**What the task asks**.
Output all the entries word for word. Omit the pictures.

— START OF The input —

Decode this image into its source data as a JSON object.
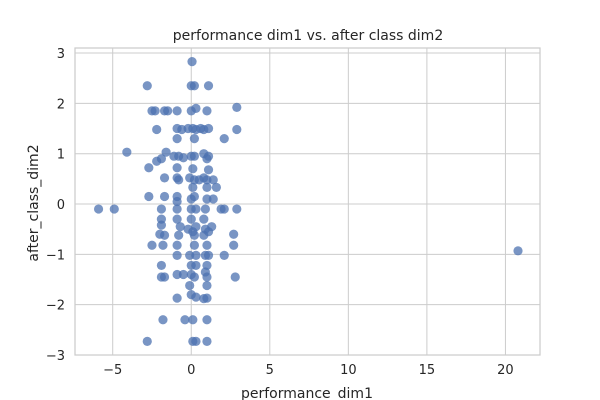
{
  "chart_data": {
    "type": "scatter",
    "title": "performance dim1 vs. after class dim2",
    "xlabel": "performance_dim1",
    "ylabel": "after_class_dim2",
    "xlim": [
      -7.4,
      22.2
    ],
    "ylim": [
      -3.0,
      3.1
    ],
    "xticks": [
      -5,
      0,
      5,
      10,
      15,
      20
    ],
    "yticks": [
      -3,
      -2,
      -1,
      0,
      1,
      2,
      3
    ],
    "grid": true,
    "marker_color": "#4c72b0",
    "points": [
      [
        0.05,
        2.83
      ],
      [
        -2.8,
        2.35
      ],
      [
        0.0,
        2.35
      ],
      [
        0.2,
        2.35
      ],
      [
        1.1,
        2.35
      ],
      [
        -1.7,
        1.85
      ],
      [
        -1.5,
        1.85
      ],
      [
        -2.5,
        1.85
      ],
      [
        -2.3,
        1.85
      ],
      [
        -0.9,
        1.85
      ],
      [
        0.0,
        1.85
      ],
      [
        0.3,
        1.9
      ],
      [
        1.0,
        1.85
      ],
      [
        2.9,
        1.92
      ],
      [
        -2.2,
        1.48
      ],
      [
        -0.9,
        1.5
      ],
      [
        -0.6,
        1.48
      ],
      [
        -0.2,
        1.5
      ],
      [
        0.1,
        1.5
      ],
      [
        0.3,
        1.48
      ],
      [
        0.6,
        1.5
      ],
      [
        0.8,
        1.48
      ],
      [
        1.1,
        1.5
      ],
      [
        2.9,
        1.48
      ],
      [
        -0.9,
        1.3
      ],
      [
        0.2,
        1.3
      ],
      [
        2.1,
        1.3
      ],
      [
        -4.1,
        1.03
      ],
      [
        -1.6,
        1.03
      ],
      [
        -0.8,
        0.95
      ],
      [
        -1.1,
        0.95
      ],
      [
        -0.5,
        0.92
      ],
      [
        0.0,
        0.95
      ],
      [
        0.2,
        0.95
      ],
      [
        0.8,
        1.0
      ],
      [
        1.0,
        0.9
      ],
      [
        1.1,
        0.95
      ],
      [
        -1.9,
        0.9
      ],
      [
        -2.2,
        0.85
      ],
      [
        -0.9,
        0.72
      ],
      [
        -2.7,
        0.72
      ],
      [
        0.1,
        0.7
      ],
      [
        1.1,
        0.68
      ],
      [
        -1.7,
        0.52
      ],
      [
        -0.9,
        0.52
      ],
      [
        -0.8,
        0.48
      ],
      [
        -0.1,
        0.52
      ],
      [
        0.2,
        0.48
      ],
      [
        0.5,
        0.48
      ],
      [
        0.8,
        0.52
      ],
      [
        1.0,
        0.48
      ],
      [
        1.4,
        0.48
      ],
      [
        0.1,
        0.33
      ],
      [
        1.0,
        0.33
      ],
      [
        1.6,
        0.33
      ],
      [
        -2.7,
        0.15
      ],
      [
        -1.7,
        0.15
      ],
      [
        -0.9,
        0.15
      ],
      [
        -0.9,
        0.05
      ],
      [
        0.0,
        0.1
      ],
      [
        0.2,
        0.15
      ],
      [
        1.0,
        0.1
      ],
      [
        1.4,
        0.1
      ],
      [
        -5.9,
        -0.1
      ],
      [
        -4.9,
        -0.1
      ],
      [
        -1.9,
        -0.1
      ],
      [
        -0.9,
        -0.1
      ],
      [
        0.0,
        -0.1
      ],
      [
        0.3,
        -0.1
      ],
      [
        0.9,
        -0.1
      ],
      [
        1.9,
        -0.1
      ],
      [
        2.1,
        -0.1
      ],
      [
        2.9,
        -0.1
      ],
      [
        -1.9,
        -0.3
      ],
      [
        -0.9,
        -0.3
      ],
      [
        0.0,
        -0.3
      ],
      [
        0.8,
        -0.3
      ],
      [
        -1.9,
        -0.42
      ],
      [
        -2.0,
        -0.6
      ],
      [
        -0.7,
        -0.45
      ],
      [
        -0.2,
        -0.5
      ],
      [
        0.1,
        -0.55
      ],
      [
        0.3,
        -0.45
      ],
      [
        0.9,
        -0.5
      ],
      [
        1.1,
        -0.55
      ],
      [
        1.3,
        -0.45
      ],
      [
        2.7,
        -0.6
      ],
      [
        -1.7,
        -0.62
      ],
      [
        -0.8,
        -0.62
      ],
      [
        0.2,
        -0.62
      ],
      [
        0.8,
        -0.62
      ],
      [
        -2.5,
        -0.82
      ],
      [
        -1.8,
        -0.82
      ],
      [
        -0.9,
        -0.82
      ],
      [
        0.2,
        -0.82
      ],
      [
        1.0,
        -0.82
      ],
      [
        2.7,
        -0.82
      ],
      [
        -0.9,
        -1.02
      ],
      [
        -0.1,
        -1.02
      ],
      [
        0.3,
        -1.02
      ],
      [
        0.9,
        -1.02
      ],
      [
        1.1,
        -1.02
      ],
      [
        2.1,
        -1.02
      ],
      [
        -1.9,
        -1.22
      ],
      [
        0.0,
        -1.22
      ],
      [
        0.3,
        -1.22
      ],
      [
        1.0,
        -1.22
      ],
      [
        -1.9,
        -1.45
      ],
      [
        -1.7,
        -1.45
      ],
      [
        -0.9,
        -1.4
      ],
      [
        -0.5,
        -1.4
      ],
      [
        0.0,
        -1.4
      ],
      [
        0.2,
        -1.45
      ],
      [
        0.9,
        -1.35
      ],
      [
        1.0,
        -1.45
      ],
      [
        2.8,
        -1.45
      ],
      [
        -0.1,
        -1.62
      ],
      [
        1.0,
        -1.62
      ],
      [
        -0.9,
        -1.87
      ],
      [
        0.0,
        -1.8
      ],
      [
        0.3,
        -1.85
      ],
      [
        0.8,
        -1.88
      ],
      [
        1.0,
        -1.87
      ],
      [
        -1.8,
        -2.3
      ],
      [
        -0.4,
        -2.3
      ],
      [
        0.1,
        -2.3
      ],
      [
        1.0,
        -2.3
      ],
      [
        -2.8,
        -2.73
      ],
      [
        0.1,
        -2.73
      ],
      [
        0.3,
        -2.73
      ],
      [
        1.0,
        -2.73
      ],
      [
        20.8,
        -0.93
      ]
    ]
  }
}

— END OF The input —

**Solution for this problem**.
Decode this image into its source data as a JSON object.
{
  "chart_data": {
    "type": "scatter",
    "title": "performance dim1 vs. after class dim2",
    "xlabel": "performance_dim1",
    "ylabel": "after_class_dim2",
    "xlim": [
      -7.4,
      22.2
    ],
    "ylim": [
      -3.0,
      3.1
    ],
    "xticks": [
      -5,
      0,
      5,
      10,
      15,
      20
    ],
    "yticks": [
      -3,
      -2,
      -1,
      0,
      1,
      2,
      3
    ],
    "grid": true,
    "marker_color": "#4c72b0",
    "points": [
      [
        0.05,
        2.83
      ],
      [
        -2.8,
        2.35
      ],
      [
        0.0,
        2.35
      ],
      [
        0.2,
        2.35
      ],
      [
        1.1,
        2.35
      ],
      [
        -1.7,
        1.85
      ],
      [
        -1.5,
        1.85
      ],
      [
        -2.5,
        1.85
      ],
      [
        -2.3,
        1.85
      ],
      [
        -0.9,
        1.85
      ],
      [
        0.0,
        1.85
      ],
      [
        0.3,
        1.9
      ],
      [
        1.0,
        1.85
      ],
      [
        2.9,
        1.92
      ],
      [
        -2.2,
        1.48
      ],
      [
        -0.9,
        1.5
      ],
      [
        -0.6,
        1.48
      ],
      [
        -0.2,
        1.5
      ],
      [
        0.1,
        1.5
      ],
      [
        0.3,
        1.48
      ],
      [
        0.6,
        1.5
      ],
      [
        0.8,
        1.48
      ],
      [
        1.1,
        1.5
      ],
      [
        2.9,
        1.48
      ],
      [
        -0.9,
        1.3
      ],
      [
        0.2,
        1.3
      ],
      [
        2.1,
        1.3
      ],
      [
        -4.1,
        1.03
      ],
      [
        -1.6,
        1.03
      ],
      [
        -0.8,
        0.95
      ],
      [
        -1.1,
        0.95
      ],
      [
        -0.5,
        0.92
      ],
      [
        0.0,
        0.95
      ],
      [
        0.2,
        0.95
      ],
      [
        0.8,
        1.0
      ],
      [
        1.0,
        0.9
      ],
      [
        1.1,
        0.95
      ],
      [
        -1.9,
        0.9
      ],
      [
        -2.2,
        0.85
      ],
      [
        -0.9,
        0.72
      ],
      [
        -2.7,
        0.72
      ],
      [
        0.1,
        0.7
      ],
      [
        1.1,
        0.68
      ],
      [
        -1.7,
        0.52
      ],
      [
        -0.9,
        0.52
      ],
      [
        -0.8,
        0.48
      ],
      [
        -0.1,
        0.52
      ],
      [
        0.2,
        0.48
      ],
      [
        0.5,
        0.48
      ],
      [
        0.8,
        0.52
      ],
      [
        1.0,
        0.48
      ],
      [
        1.4,
        0.48
      ],
      [
        0.1,
        0.33
      ],
      [
        1.0,
        0.33
      ],
      [
        1.6,
        0.33
      ],
      [
        -2.7,
        0.15
      ],
      [
        -1.7,
        0.15
      ],
      [
        -0.9,
        0.15
      ],
      [
        -0.9,
        0.05
      ],
      [
        0.0,
        0.1
      ],
      [
        0.2,
        0.15
      ],
      [
        1.0,
        0.1
      ],
      [
        1.4,
        0.1
      ],
      [
        -5.9,
        -0.1
      ],
      [
        -4.9,
        -0.1
      ],
      [
        -1.9,
        -0.1
      ],
      [
        -0.9,
        -0.1
      ],
      [
        0.0,
        -0.1
      ],
      [
        0.3,
        -0.1
      ],
      [
        0.9,
        -0.1
      ],
      [
        1.9,
        -0.1
      ],
      [
        2.1,
        -0.1
      ],
      [
        2.9,
        -0.1
      ],
      [
        -1.9,
        -0.3
      ],
      [
        -0.9,
        -0.3
      ],
      [
        0.0,
        -0.3
      ],
      [
        0.8,
        -0.3
      ],
      [
        -1.9,
        -0.42
      ],
      [
        -2.0,
        -0.6
      ],
      [
        -0.7,
        -0.45
      ],
      [
        -0.2,
        -0.5
      ],
      [
        0.1,
        -0.55
      ],
      [
        0.3,
        -0.45
      ],
      [
        0.9,
        -0.5
      ],
      [
        1.1,
        -0.55
      ],
      [
        1.3,
        -0.45
      ],
      [
        2.7,
        -0.6
      ],
      [
        -1.7,
        -0.62
      ],
      [
        -0.8,
        -0.62
      ],
      [
        0.2,
        -0.62
      ],
      [
        0.8,
        -0.62
      ],
      [
        -2.5,
        -0.82
      ],
      [
        -1.8,
        -0.82
      ],
      [
        -0.9,
        -0.82
      ],
      [
        0.2,
        -0.82
      ],
      [
        1.0,
        -0.82
      ],
      [
        2.7,
        -0.82
      ],
      [
        -0.9,
        -1.02
      ],
      [
        -0.1,
        -1.02
      ],
      [
        0.3,
        -1.02
      ],
      [
        0.9,
        -1.02
      ],
      [
        1.1,
        -1.02
      ],
      [
        2.1,
        -1.02
      ],
      [
        -1.9,
        -1.22
      ],
      [
        0.0,
        -1.22
      ],
      [
        0.3,
        -1.22
      ],
      [
        1.0,
        -1.22
      ],
      [
        -1.9,
        -1.45
      ],
      [
        -1.7,
        -1.45
      ],
      [
        -0.9,
        -1.4
      ],
      [
        -0.5,
        -1.4
      ],
      [
        0.0,
        -1.4
      ],
      [
        0.2,
        -1.45
      ],
      [
        0.9,
        -1.35
      ],
      [
        1.0,
        -1.45
      ],
      [
        2.8,
        -1.45
      ],
      [
        -0.1,
        -1.62
      ],
      [
        1.0,
        -1.62
      ],
      [
        -0.9,
        -1.87
      ],
      [
        0.0,
        -1.8
      ],
      [
        0.3,
        -1.85
      ],
      [
        0.8,
        -1.88
      ],
      [
        1.0,
        -1.87
      ],
      [
        -1.8,
        -2.3
      ],
      [
        -0.4,
        -2.3
      ],
      [
        0.1,
        -2.3
      ],
      [
        1.0,
        -2.3
      ],
      [
        -2.8,
        -2.73
      ],
      [
        0.1,
        -2.73
      ],
      [
        0.3,
        -2.73
      ],
      [
        1.0,
        -2.73
      ],
      [
        20.8,
        -0.93
      ]
    ]
  }
}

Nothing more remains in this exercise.